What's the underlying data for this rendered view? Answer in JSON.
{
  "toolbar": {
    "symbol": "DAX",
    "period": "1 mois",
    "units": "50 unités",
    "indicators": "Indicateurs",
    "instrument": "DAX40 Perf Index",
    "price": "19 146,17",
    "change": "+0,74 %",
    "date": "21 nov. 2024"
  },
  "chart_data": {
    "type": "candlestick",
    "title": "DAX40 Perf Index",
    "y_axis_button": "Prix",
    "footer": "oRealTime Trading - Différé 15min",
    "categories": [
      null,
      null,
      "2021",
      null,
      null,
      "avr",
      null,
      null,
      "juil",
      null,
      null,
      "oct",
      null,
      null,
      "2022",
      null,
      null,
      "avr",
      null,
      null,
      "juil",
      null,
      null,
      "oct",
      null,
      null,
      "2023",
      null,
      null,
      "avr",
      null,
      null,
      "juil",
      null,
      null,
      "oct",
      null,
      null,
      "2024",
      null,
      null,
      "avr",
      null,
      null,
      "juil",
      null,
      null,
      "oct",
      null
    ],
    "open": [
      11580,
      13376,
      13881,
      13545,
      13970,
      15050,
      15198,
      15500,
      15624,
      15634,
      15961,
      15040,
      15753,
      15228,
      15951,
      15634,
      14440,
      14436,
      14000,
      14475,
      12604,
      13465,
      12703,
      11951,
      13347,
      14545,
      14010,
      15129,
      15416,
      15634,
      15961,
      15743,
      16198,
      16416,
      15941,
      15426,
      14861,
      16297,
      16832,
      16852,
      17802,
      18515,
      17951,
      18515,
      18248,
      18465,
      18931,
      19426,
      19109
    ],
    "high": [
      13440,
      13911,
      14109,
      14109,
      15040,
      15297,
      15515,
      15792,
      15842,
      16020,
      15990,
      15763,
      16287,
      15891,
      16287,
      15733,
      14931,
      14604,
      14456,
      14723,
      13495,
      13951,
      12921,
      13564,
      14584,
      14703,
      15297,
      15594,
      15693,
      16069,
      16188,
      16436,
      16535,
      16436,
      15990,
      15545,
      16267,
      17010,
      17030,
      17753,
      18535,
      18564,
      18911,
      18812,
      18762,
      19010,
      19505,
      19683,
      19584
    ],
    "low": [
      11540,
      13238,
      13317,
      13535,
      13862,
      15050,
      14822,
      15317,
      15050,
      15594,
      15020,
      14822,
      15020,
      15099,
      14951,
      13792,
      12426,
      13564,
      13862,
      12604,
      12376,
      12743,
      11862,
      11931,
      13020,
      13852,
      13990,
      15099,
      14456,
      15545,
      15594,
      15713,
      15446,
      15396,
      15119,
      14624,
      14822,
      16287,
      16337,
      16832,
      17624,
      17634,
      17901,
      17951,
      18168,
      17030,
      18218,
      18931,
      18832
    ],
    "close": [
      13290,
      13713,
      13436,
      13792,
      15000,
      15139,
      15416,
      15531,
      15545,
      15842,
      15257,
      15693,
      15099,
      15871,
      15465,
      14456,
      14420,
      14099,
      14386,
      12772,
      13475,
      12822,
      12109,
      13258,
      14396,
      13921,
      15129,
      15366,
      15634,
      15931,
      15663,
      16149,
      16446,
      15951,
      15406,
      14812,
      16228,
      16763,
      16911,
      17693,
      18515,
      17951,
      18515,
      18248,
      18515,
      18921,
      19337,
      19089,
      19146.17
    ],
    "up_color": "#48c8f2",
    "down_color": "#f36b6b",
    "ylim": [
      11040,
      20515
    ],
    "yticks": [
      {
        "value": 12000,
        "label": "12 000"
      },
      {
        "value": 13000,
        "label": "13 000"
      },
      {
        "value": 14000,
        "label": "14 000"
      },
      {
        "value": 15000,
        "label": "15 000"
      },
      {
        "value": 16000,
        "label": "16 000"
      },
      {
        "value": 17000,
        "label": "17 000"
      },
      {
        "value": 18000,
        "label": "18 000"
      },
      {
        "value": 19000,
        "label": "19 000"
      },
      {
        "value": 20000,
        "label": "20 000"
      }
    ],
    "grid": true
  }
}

* * * * * * *

Pick out the lines that include the word "Perf" and write them out.

### Result of the exercise:
    "instrument": "DAX40 Perf Index",
    "title": "DAX40 Perf Index",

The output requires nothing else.